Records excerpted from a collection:

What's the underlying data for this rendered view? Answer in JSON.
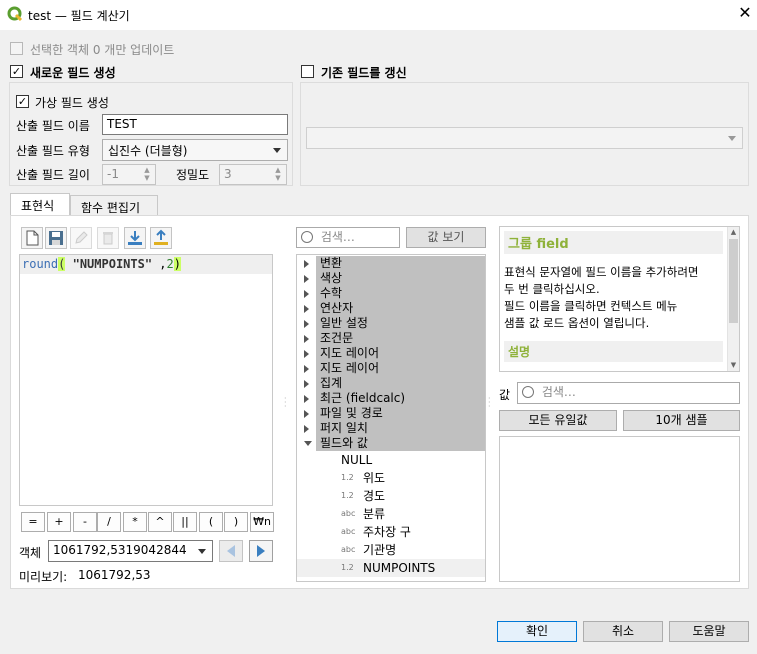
{
  "window": {
    "title": "test — 필드 계산기",
    "close_glyph": "✕"
  },
  "update_selected": {
    "label": "선택한 객체 0 개만 업데이트",
    "checked": false
  },
  "new_field": {
    "label": "새로운 필드 생성",
    "checked": true,
    "virtual_label": "가상 필드 생성",
    "virtual_checked": true,
    "name_label": "산출 필드 이름",
    "name_value": "TEST",
    "type_label": "산출 필드 유형",
    "type_value": "십진수 (더블형)",
    "length_label": "산출 필드 길이",
    "length_value": "-1",
    "precision_label": "정밀도",
    "precision_value": "3"
  },
  "update_existing": {
    "label": "기존 필드를 갱신",
    "checked": false
  },
  "tabs": [
    {
      "label": "표현식",
      "active": true
    },
    {
      "label": "함수 편집기",
      "active": false
    }
  ],
  "expression": {
    "func": "round",
    "open": "(",
    "arg1": "\"NUMPOINTS\"",
    "sep": " ,",
    "arg2": "2",
    "close": ")"
  },
  "operators": [
    "=",
    "+",
    "-",
    "/",
    "*",
    "^",
    "||",
    "(",
    ")",
    "₩n"
  ],
  "feature": {
    "label": "객체",
    "value": "1061792,5319042844"
  },
  "preview": {
    "label": "미리보기:",
    "value": "1061792,53"
  },
  "search": {
    "placeholder": "검색…",
    "show_values": "값 보기"
  },
  "groups": [
    "변환",
    "색상",
    "수학",
    "연산자",
    "일반 설정",
    "조건문",
    "지도 레이어",
    "지도 레이어",
    "집계",
    "최근 (fieldcalc)",
    "파일 및 경로",
    "퍼지 일치",
    "필드와 값"
  ],
  "fields": [
    {
      "type": "",
      "name": "NULL"
    },
    {
      "type": "1.2",
      "name": "위도"
    },
    {
      "type": "1.2",
      "name": "경도"
    },
    {
      "type": "abc",
      "name": "분류"
    },
    {
      "type": "abc",
      "name": "주차장 구"
    },
    {
      "type": "abc",
      "name": "기관명"
    },
    {
      "type": "1.2",
      "name": "NUMPOINTS"
    }
  ],
  "help": {
    "group_title": "그룹 field",
    "line1": "표현식 문자열에 필드 이름을 추가하려면",
    "line2": "두 번 클릭하십시오.",
    "line3": "필드 이름을 클릭하면 컨텍스트 메뉴",
    "line4": "샘플 값 로드 옵션이 열립니다.",
    "desc_title": "설명"
  },
  "values": {
    "label": "값",
    "placeholder": "검색…",
    "all_unique": "모든 유일값",
    "ten_samples": "10개 샘플"
  },
  "buttons": {
    "ok": "확인",
    "cancel": "취소",
    "help": "도움말"
  },
  "colors": {
    "accent": "#8fb23a",
    "group_bg": "#c0c0c0",
    "highlight": "#ccff66"
  }
}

Task statement |
Of the lines in the listing above, how many hold the string "true"? Reply with the number only.

Response |
3